#### Input records ####

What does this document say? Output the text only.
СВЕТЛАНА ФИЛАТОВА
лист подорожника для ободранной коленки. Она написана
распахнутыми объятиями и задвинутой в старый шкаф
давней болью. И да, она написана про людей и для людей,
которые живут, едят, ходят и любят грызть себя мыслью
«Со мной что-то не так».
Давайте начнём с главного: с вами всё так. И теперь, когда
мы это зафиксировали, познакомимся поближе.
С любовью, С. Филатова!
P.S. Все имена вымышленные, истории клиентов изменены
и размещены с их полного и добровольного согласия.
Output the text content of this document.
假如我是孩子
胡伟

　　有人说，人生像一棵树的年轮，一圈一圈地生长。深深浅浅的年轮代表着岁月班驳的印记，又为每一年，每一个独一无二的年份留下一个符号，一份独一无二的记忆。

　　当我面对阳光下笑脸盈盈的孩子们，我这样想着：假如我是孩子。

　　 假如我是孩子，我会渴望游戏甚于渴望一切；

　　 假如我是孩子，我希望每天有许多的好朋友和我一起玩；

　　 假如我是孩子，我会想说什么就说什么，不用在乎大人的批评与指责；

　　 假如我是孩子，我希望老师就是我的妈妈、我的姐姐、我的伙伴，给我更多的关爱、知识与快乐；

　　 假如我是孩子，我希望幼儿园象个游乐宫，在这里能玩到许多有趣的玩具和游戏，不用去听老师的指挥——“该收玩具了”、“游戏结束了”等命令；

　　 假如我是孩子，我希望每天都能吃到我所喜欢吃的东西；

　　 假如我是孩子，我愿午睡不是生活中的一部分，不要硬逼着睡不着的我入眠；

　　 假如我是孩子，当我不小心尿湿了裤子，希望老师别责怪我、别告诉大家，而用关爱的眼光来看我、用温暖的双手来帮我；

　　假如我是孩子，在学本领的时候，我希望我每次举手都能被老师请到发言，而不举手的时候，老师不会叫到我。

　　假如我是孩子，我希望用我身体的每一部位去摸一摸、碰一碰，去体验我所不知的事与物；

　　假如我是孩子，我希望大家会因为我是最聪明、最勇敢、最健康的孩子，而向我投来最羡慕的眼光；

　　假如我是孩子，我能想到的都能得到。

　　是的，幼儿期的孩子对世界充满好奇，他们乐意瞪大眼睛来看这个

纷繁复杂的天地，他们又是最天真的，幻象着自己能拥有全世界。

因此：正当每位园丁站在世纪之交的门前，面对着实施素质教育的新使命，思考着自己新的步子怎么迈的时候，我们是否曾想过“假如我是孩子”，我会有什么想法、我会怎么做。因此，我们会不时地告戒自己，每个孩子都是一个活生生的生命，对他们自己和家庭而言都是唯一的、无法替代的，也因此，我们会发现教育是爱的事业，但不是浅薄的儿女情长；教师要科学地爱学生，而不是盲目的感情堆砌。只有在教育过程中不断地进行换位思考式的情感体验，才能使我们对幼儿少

####

= Your instructions =
Find all lines with "document" in them and copy each one.

= Result below =
What does this document say? Output the text only.
Output the text content of this document.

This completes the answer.